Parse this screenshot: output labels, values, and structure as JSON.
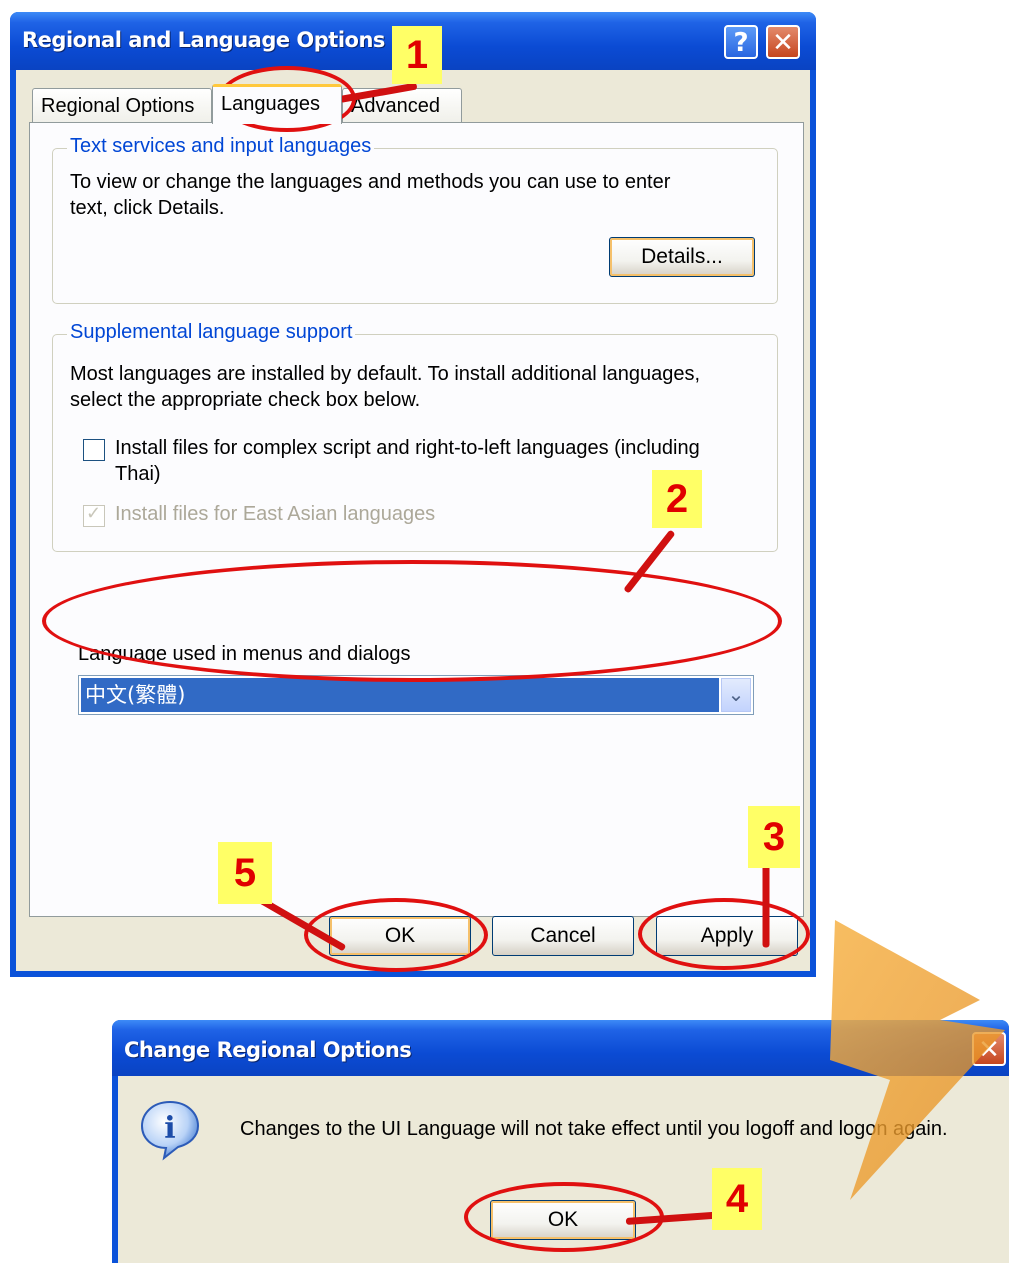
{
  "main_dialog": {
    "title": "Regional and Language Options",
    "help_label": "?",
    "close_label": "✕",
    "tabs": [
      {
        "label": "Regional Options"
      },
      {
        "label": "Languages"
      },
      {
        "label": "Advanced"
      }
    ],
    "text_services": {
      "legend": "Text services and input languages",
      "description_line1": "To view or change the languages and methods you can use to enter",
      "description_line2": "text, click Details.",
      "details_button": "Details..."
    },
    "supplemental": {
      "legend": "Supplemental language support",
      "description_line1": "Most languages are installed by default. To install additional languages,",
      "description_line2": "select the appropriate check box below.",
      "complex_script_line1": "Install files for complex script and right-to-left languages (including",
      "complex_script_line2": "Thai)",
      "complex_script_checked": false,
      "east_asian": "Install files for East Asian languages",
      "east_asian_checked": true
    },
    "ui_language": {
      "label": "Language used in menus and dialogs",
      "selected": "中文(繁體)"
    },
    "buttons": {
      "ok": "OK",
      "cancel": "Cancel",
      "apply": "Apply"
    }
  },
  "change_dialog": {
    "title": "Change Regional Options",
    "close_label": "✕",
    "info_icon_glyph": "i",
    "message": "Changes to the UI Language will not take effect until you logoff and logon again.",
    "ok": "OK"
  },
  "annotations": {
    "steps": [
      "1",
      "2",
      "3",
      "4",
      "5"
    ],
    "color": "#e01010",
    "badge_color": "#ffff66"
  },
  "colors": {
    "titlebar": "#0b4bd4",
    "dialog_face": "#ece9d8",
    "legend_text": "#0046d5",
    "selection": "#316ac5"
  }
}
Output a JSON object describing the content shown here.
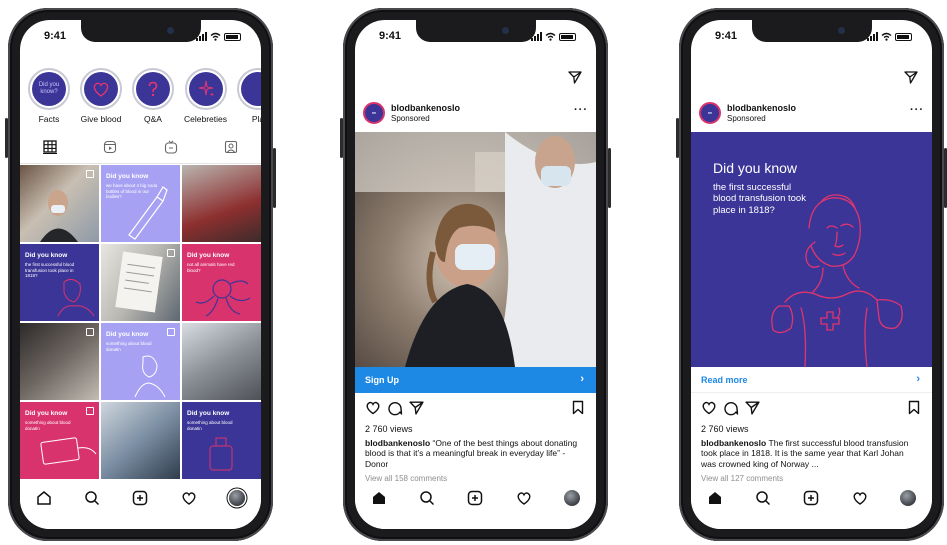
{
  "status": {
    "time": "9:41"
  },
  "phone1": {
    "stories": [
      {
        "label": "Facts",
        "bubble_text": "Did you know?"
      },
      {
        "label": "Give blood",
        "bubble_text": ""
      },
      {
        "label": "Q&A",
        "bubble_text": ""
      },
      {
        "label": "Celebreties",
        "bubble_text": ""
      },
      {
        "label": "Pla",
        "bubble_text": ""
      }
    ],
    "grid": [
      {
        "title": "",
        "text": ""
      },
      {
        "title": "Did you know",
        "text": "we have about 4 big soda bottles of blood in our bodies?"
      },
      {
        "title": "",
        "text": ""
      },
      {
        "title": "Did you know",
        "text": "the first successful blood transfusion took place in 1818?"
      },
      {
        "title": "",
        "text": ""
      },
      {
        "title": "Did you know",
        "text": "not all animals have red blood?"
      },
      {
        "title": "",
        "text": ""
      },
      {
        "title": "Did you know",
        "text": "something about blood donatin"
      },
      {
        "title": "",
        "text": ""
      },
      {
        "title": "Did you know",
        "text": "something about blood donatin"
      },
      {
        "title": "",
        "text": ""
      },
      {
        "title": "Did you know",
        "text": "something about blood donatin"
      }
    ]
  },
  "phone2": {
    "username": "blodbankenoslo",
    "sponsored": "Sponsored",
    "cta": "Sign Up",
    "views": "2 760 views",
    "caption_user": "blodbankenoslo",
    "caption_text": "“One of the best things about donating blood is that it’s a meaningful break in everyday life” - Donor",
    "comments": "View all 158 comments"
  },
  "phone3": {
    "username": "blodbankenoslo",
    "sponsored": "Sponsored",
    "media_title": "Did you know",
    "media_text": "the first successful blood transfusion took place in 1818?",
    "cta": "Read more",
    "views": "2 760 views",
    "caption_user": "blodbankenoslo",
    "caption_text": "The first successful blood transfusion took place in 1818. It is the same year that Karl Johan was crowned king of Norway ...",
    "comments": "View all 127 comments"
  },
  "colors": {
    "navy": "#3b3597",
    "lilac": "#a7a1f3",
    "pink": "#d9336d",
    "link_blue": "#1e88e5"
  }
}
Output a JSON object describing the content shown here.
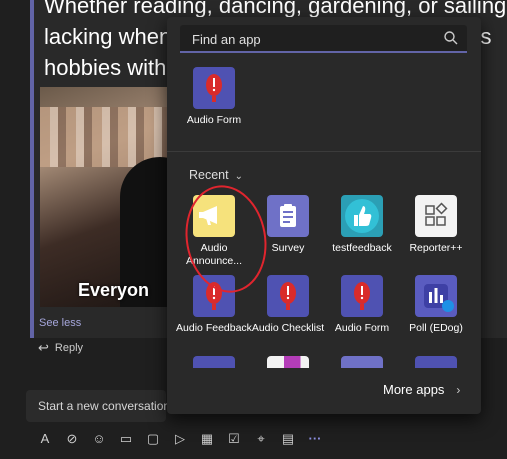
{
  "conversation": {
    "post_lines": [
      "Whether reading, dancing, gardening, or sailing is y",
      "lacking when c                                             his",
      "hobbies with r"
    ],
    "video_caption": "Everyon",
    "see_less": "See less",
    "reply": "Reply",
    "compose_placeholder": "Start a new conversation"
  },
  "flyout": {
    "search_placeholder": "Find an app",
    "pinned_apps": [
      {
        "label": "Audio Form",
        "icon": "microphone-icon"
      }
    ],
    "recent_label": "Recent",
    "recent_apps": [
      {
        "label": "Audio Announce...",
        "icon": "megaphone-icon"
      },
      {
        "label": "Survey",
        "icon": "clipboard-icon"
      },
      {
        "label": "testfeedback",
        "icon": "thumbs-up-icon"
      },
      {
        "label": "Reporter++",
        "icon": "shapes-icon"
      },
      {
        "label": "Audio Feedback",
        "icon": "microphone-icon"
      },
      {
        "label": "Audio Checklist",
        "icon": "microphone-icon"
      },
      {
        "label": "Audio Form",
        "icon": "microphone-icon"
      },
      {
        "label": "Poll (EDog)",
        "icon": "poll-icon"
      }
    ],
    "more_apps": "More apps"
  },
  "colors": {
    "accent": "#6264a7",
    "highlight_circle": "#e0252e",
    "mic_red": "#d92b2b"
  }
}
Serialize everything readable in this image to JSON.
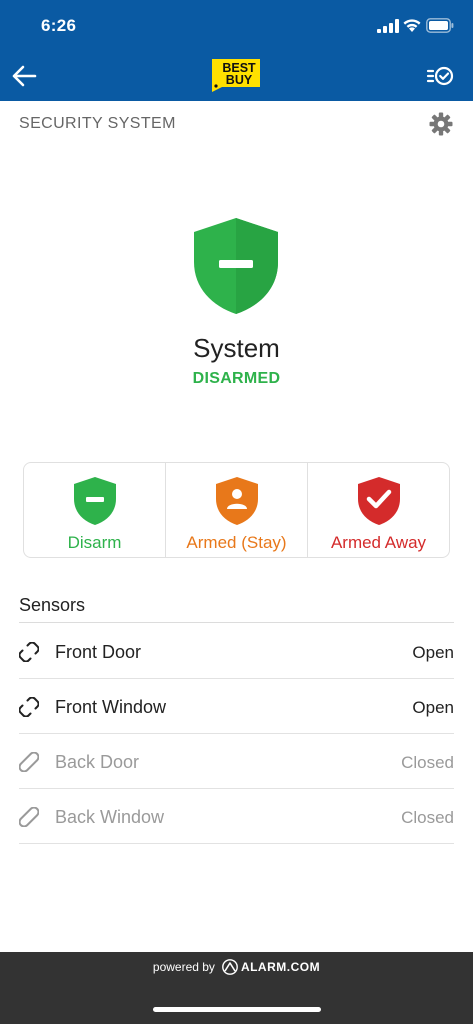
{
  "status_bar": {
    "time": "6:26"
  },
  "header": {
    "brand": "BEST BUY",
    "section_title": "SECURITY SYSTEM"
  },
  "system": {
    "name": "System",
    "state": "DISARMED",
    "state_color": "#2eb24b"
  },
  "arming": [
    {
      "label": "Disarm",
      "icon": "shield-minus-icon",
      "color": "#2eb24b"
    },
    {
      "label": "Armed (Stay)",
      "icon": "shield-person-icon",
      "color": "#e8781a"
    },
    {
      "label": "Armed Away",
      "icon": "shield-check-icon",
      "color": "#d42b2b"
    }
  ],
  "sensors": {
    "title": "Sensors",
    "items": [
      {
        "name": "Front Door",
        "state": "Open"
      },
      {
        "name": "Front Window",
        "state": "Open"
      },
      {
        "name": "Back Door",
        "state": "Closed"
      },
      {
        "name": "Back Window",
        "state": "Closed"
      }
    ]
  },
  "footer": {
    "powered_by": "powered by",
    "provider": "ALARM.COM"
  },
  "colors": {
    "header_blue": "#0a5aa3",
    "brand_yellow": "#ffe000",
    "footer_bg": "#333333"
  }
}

+ + + + +

**Prompt**
Reproduce the entries above without change, omitting all pictures.

**Response for this exercise**
Parse this screenshot: output labels, values, and structure as JSON.
{
  "main_dialog": {
    "title": "Regional and Language Options",
    "help_label": "?",
    "close_label": "✕",
    "tabs": [
      {
        "label": "Regional Options"
      },
      {
        "label": "Languages"
      },
      {
        "label": "Advanced"
      }
    ],
    "text_services": {
      "legend": "Text services and input languages",
      "description_line1": "To view or change the languages and methods you can use to enter",
      "description_line2": "text, click Details.",
      "details_button": "Details..."
    },
    "supplemental": {
      "legend": "Supplemental language support",
      "description_line1": "Most languages are installed by default. To install additional languages,",
      "description_line2": "select the appropriate check box below.",
      "complex_script_line1": "Install files for complex script and right-to-left languages (including",
      "complex_script_line2": "Thai)",
      "complex_script_checked": false,
      "east_asian": "Install files for East Asian languages",
      "east_asian_checked": true
    },
    "ui_language": {
      "label": "Language used in menus and dialogs",
      "selected": "中文(繁體)"
    },
    "buttons": {
      "ok": "OK",
      "cancel": "Cancel",
      "apply": "Apply"
    }
  },
  "change_dialog": {
    "title": "Change Regional Options",
    "close_label": "✕",
    "info_icon_glyph": "i",
    "message": "Changes to the UI Language will not take effect until you logoff and logon again.",
    "ok": "OK"
  },
  "annotations": {
    "steps": [
      "1",
      "2",
      "3",
      "4",
      "5"
    ],
    "color": "#e01010",
    "badge_color": "#ffff66"
  },
  "colors": {
    "titlebar": "#0b4bd4",
    "dialog_face": "#ece9d8",
    "legend_text": "#0046d5",
    "selection": "#316ac5"
  }
}
Output a JSON object describing the content shown here.
{
  "status": {
    "time": "9:41"
  },
  "phone1": {
    "stories": [
      {
        "label": "Facts",
        "bubble_text": "Did you know?"
      },
      {
        "label": "Give blood",
        "bubble_text": ""
      },
      {
        "label": "Q&A",
        "bubble_text": ""
      },
      {
        "label": "Celebreties",
        "bubble_text": ""
      },
      {
        "label": "Pla",
        "bubble_text": ""
      }
    ],
    "grid": [
      {
        "title": "",
        "text": ""
      },
      {
        "title": "Did you know",
        "text": "we have about 4 big soda bottles of blood in our bodies?"
      },
      {
        "title": "",
        "text": ""
      },
      {
        "title": "Did you know",
        "text": "the first successful blood transfusion took place in 1818?"
      },
      {
        "title": "",
        "text": ""
      },
      {
        "title": "Did you know",
        "text": "not all animals have red blood?"
      },
      {
        "title": "",
        "text": ""
      },
      {
        "title": "Did you know",
        "text": "something about blood donatin"
      },
      {
        "title": "",
        "text": ""
      },
      {
        "title": "Did you know",
        "text": "something about blood donatin"
      },
      {
        "title": "",
        "text": ""
      },
      {
        "title": "Did you know",
        "text": "something about blood donatin"
      }
    ]
  },
  "phone2": {
    "username": "blodbankenoslo",
    "sponsored": "Sponsored",
    "cta": "Sign Up",
    "views": "2 760 views",
    "caption_user": "blodbankenoslo",
    "caption_text": "“One of the best things about donating blood is that it’s a meaningful break in everyday life” - Donor",
    "comments": "View all 158 comments"
  },
  "phone3": {
    "username": "blodbankenoslo",
    "sponsored": "Sponsored",
    "media_title": "Did you know",
    "media_text": "the first successful blood transfusion took place in 1818?",
    "cta": "Read more",
    "views": "2 760 views",
    "caption_user": "blodbankenoslo",
    "caption_text": "The first successful blood transfusion took place in 1818. It is the same year that Karl Johan was crowned king of Norway ...",
    "comments": "View all 127 comments"
  },
  "colors": {
    "navy": "#3b3597",
    "lilac": "#a7a1f3",
    "pink": "#d9336d",
    "link_blue": "#1e88e5"
  }
}
Output a JSON object describing the content shown here.
{
  "conversation": {
    "post_lines": [
      "Whether reading, dancing, gardening, or sailing is y",
      "lacking when c                                             his",
      "hobbies with r"
    ],
    "video_caption": "Everyon",
    "see_less": "See less",
    "reply": "Reply",
    "compose_placeholder": "Start a new conversation"
  },
  "flyout": {
    "search_placeholder": "Find an app",
    "pinned_apps": [
      {
        "label": "Audio Form",
        "icon": "microphone-icon"
      }
    ],
    "recent_label": "Recent",
    "recent_apps": [
      {
        "label": "Audio Announce...",
        "icon": "megaphone-icon"
      },
      {
        "label": "Survey",
        "icon": "clipboard-icon"
      },
      {
        "label": "testfeedback",
        "icon": "thumbs-up-icon"
      },
      {
        "label": "Reporter++",
        "icon": "shapes-icon"
      },
      {
        "label": "Audio Feedback",
        "icon": "microphone-icon"
      },
      {
        "label": "Audio Checklist",
        "icon": "microphone-icon"
      },
      {
        "label": "Audio Form",
        "icon": "microphone-icon"
      },
      {
        "label": "Poll (EDog)",
        "icon": "poll-icon"
      }
    ],
    "more_apps": "More apps"
  },
  "colors": {
    "accent": "#6264a7",
    "highlight_circle": "#e0252e",
    "mic_red": "#d92b2b"
  }
}
Serialize everything readable in this image to JSON.
{
  "status_bar": {
    "time": "6:26"
  },
  "header": {
    "brand": "BEST BUY",
    "section_title": "SECURITY SYSTEM"
  },
  "system": {
    "name": "System",
    "state": "DISARMED",
    "state_color": "#2eb24b"
  },
  "arming": [
    {
      "label": "Disarm",
      "icon": "shield-minus-icon",
      "color": "#2eb24b"
    },
    {
      "label": "Armed (Stay)",
      "icon": "shield-person-icon",
      "color": "#e8781a"
    },
    {
      "label": "Armed Away",
      "icon": "shield-check-icon",
      "color": "#d42b2b"
    }
  ],
  "sensors": {
    "title": "Sensors",
    "items": [
      {
        "name": "Front Door",
        "state": "Open"
      },
      {
        "name": "Front Window",
        "state": "Open"
      },
      {
        "name": "Back Door",
        "state": "Closed"
      },
      {
        "name": "Back Window",
        "state": "Closed"
      }
    ]
  },
  "footer": {
    "powered_by": "powered by",
    "provider": "ALARM.COM"
  },
  "colors": {
    "header_blue": "#0a5aa3",
    "brand_yellow": "#ffe000",
    "footer_bg": "#333333"
  }
}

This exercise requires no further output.